[EXERCISE PROMPT]: Copy out all the lines in the records that include the word "difference".

--

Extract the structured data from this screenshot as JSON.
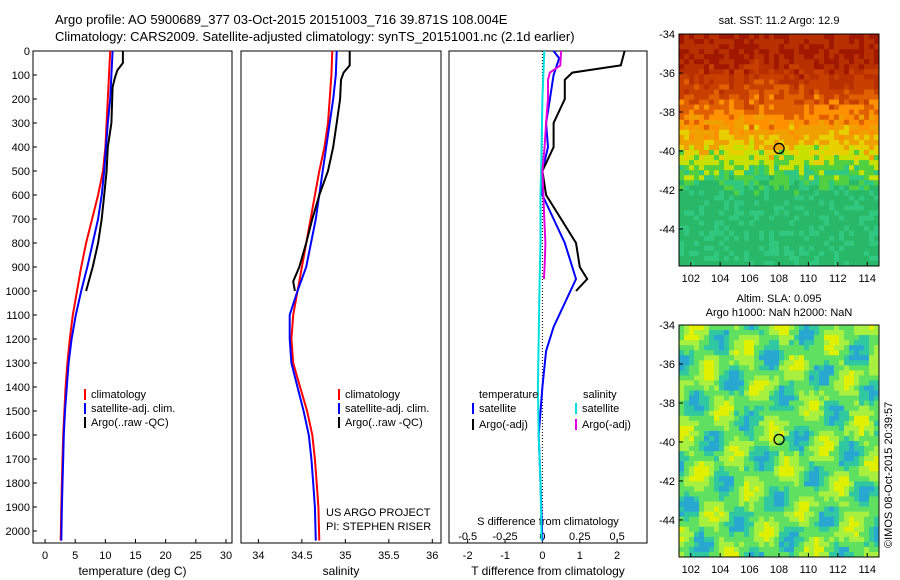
{
  "title_line1": "Argo profile: AO 5900689_377 03-Oct-2015 20151003_716 39.871S 108.004E",
  "title_line2": "Climatology: CARS2009. Satellite-adjusted climatology: synTS_20151001.nc (2.1d earlier)",
  "map1_title": "sat. SST: 11.2 Argo: 12.9",
  "map2_title1": "Altim. SLA: 0.095",
  "map2_title2": "Argo h1000: NaN h2000: NaN",
  "credit": "©IMOS 08-Oct-2015 20:39:57",
  "project_line1": "US ARGO PROJECT",
  "project_line2": "PI: STEPHEN RISER",
  "colors": {
    "climatology": "#ff0000",
    "satellite": "#0000ff",
    "argo": "#000000",
    "salinity_sat": "#00e0e0",
    "salinity_argo": "#e000e0"
  },
  "chart_data": [
    {
      "type": "line",
      "xlabel": "temperature (deg C)",
      "ylabel": "",
      "xlim": [
        -2,
        31
      ],
      "ylim": [
        2050,
        0
      ],
      "xticks": [
        0,
        5,
        10,
        15,
        20,
        25,
        30
      ],
      "yticks": [
        0,
        100,
        200,
        300,
        400,
        500,
        600,
        700,
        800,
        900,
        1000,
        1100,
        1200,
        1300,
        1400,
        1500,
        1600,
        1700,
        1800,
        1900,
        2000
      ],
      "legend": [
        "climatology",
        "satellite-adj. clim.",
        "Argo(..raw -QC)"
      ],
      "series": [
        {
          "name": "climatology",
          "color": "#ff0000",
          "points": [
            [
              10.8,
              0
            ],
            [
              10.6,
              100
            ],
            [
              10.4,
              200
            ],
            [
              10.2,
              300
            ],
            [
              10.0,
              400
            ],
            [
              9.6,
              500
            ],
            [
              8.8,
              600
            ],
            [
              7.8,
              700
            ],
            [
              6.8,
              800
            ],
            [
              6.0,
              900
            ],
            [
              5.3,
              1000
            ],
            [
              4.6,
              1100
            ],
            [
              4.1,
              1200
            ],
            [
              3.7,
              1300
            ],
            [
              3.4,
              1400
            ],
            [
              3.2,
              1500
            ],
            [
              3.0,
              1600
            ],
            [
              2.9,
              1700
            ],
            [
              2.8,
              1800
            ],
            [
              2.7,
              1900
            ],
            [
              2.6,
              2040
            ]
          ]
        },
        {
          "name": "satellite-adj. clim.",
          "color": "#0000ff",
          "points": [
            [
              11.2,
              0
            ],
            [
              11.0,
              100
            ],
            [
              10.8,
              200
            ],
            [
              10.4,
              300
            ],
            [
              10.1,
              400
            ],
            [
              9.8,
              500
            ],
            [
              9.4,
              600
            ],
            [
              8.8,
              700
            ],
            [
              7.9,
              800
            ],
            [
              7.0,
              900
            ],
            [
              6.0,
              1000
            ],
            [
              5.1,
              1100
            ],
            [
              4.4,
              1200
            ],
            [
              3.9,
              1300
            ],
            [
              3.6,
              1400
            ],
            [
              3.3,
              1500
            ],
            [
              3.1,
              1600
            ],
            [
              3.0,
              1700
            ],
            [
              2.9,
              1800
            ],
            [
              2.8,
              1900
            ],
            [
              2.7,
              2040
            ]
          ]
        },
        {
          "name": "Argo(..raw -QC)",
          "color": "#000000",
          "points": [
            [
              12.9,
              0
            ],
            [
              12.9,
              50
            ],
            [
              12.0,
              80
            ],
            [
              11.6,
              110
            ],
            [
              11.2,
              150
            ],
            [
              11.0,
              300
            ],
            [
              10.4,
              400
            ],
            [
              10.2,
              500
            ],
            [
              9.8,
              600
            ],
            [
              9.4,
              700
            ],
            [
              8.8,
              800
            ],
            [
              7.9,
              900
            ],
            [
              6.8,
              1000
            ]
          ]
        }
      ]
    },
    {
      "type": "line",
      "xlabel": "salinity",
      "ylabel": "",
      "xlim": [
        33.8,
        36.1
      ],
      "ylim": [
        2050,
        0
      ],
      "xticks": [
        34,
        34.5,
        35,
        35.5,
        36
      ],
      "xticklabels": [
        "34",
        "34.5",
        "35",
        "35.5",
        "36"
      ],
      "legend": [
        "climatology",
        "satellite-adj. clim.",
        "Argo(..raw -QC)"
      ],
      "series": [
        {
          "name": "climatology",
          "color": "#ff0000",
          "points": [
            [
              34.85,
              0
            ],
            [
              34.84,
              100
            ],
            [
              34.82,
              200
            ],
            [
              34.8,
              300
            ],
            [
              34.76,
              400
            ],
            [
              34.7,
              500
            ],
            [
              34.6,
              700
            ],
            [
              34.5,
              900
            ],
            [
              34.4,
              1100
            ],
            [
              34.38,
              1200
            ],
            [
              34.4,
              1300
            ],
            [
              34.48,
              1400
            ],
            [
              34.56,
              1500
            ],
            [
              34.62,
              1600
            ],
            [
              34.65,
              1700
            ],
            [
              34.67,
              1800
            ],
            [
              34.69,
              1900
            ],
            [
              34.7,
              2040
            ]
          ]
        },
        {
          "name": "satellite-adj. clim.",
          "color": "#0000ff",
          "points": [
            [
              34.9,
              0
            ],
            [
              34.89,
              100
            ],
            [
              34.86,
              200
            ],
            [
              34.82,
              300
            ],
            [
              34.78,
              400
            ],
            [
              34.74,
              500
            ],
            [
              34.66,
              700
            ],
            [
              34.55,
              900
            ],
            [
              34.45,
              1000
            ],
            [
              34.36,
              1100
            ],
            [
              34.36,
              1200
            ],
            [
              34.38,
              1300
            ],
            [
              34.45,
              1400
            ],
            [
              34.52,
              1500
            ],
            [
              34.58,
              1600
            ],
            [
              34.61,
              1700
            ],
            [
              34.63,
              1800
            ],
            [
              34.65,
              1900
            ],
            [
              34.66,
              2040
            ]
          ]
        },
        {
          "name": "Argo(..raw -QC)",
          "color": "#000000",
          "points": [
            [
              35.05,
              0
            ],
            [
              35.05,
              60
            ],
            [
              34.98,
              90
            ],
            [
              34.95,
              120
            ],
            [
              34.94,
              200
            ],
            [
              34.9,
              300
            ],
            [
              34.86,
              400
            ],
            [
              34.8,
              500
            ],
            [
              34.7,
              600
            ],
            [
              34.62,
              700
            ],
            [
              34.55,
              800
            ],
            [
              34.47,
              900
            ],
            [
              34.4,
              960
            ],
            [
              34.42,
              1000
            ]
          ]
        }
      ]
    },
    {
      "type": "line",
      "xlabel": "T difference from climatology",
      "xlabel2": "S difference from climatology",
      "xlim": [
        -2.5,
        2.8
      ],
      "ylim": [
        2050,
        0
      ],
      "xticks": [
        -2,
        -1,
        0,
        1,
        2
      ],
      "xticks_top": [
        -0.5,
        -0.25,
        0,
        0.25,
        0.5
      ],
      "legend_header": [
        "temperature",
        "salinity"
      ],
      "legend": [
        "satellite",
        "Argo(-adj)",
        "satellite",
        "Argo(-adj)"
      ],
      "series": [
        {
          "name": "satellite",
          "group": "temperature",
          "color": "#0000ff",
          "points": [
            [
              0.3,
              0
            ],
            [
              0.45,
              30
            ],
            [
              0.3,
              100
            ],
            [
              0.2,
              200
            ],
            [
              0.1,
              300
            ],
            [
              0.15,
              400
            ],
            [
              0.0,
              500
            ],
            [
              0.0,
              600
            ],
            [
              0.3,
              700
            ],
            [
              0.6,
              800
            ],
            [
              0.8,
              900
            ],
            [
              0.9,
              950
            ],
            [
              0.6,
              1050
            ],
            [
              0.3,
              1150
            ],
            [
              0.1,
              1250
            ],
            [
              0.0,
              1400
            ],
            [
              -0.1,
              1600
            ],
            [
              -0.05,
              1800
            ],
            [
              0.0,
              2040
            ]
          ]
        },
        {
          "name": "Argo(-adj)",
          "group": "temperature",
          "color": "#000000",
          "points": [
            [
              2.2,
              0
            ],
            [
              2.1,
              60
            ],
            [
              0.8,
              90
            ],
            [
              0.6,
              120
            ],
            [
              0.6,
              200
            ],
            [
              0.3,
              300
            ],
            [
              0.3,
              400
            ],
            [
              0.0,
              500
            ],
            [
              0.1,
              600
            ],
            [
              0.5,
              700
            ],
            [
              0.9,
              800
            ],
            [
              1.0,
              900
            ],
            [
              1.2,
              950
            ],
            [
              0.9,
              1000
            ]
          ]
        },
        {
          "name": "satellite",
          "group": "salinity",
          "color": "#00e0e0",
          "points": [
            [
              0.05,
              0
            ],
            [
              0.0,
              200
            ],
            [
              -0.02,
              400
            ],
            [
              -0.05,
              600
            ],
            [
              -0.05,
              800
            ],
            [
              -0.08,
              1000
            ],
            [
              -0.1,
              1200
            ],
            [
              -0.12,
              1400
            ],
            [
              -0.1,
              1600
            ],
            [
              -0.05,
              1800
            ],
            [
              -0.02,
              2040
            ]
          ]
        },
        {
          "name": "Argo(-adj)",
          "group": "salinity",
          "color": "#e000e0",
          "points": [
            [
              0.5,
              0
            ],
            [
              0.48,
              60
            ],
            [
              0.2,
              90
            ],
            [
              0.15,
              120
            ],
            [
              0.15,
              200
            ],
            [
              0.1,
              300
            ],
            [
              0.06,
              400
            ],
            [
              0.0,
              500
            ],
            [
              0.05,
              700
            ],
            [
              0.08,
              800
            ],
            [
              0.06,
              900
            ],
            [
              0.04,
              950
            ]
          ]
        }
      ]
    }
  ],
  "map1": {
    "xticks": [
      "102",
      "104",
      "106",
      "108",
      "110",
      "112",
      "114"
    ],
    "yticks": [
      "-34",
      "-36",
      "-38",
      "-40",
      "-42",
      "-44"
    ]
  },
  "map2": {
    "xticks": [
      "102",
      "104",
      "106",
      "108",
      "110",
      "112",
      "114"
    ],
    "yticks": [
      "-34",
      "-36",
      "-38",
      "-40",
      "-42",
      "-44"
    ]
  }
}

--

[FINISHED ANSWER]:
      "xlabel": "T difference from climatology",
      "xlabel2": "S difference from climatology",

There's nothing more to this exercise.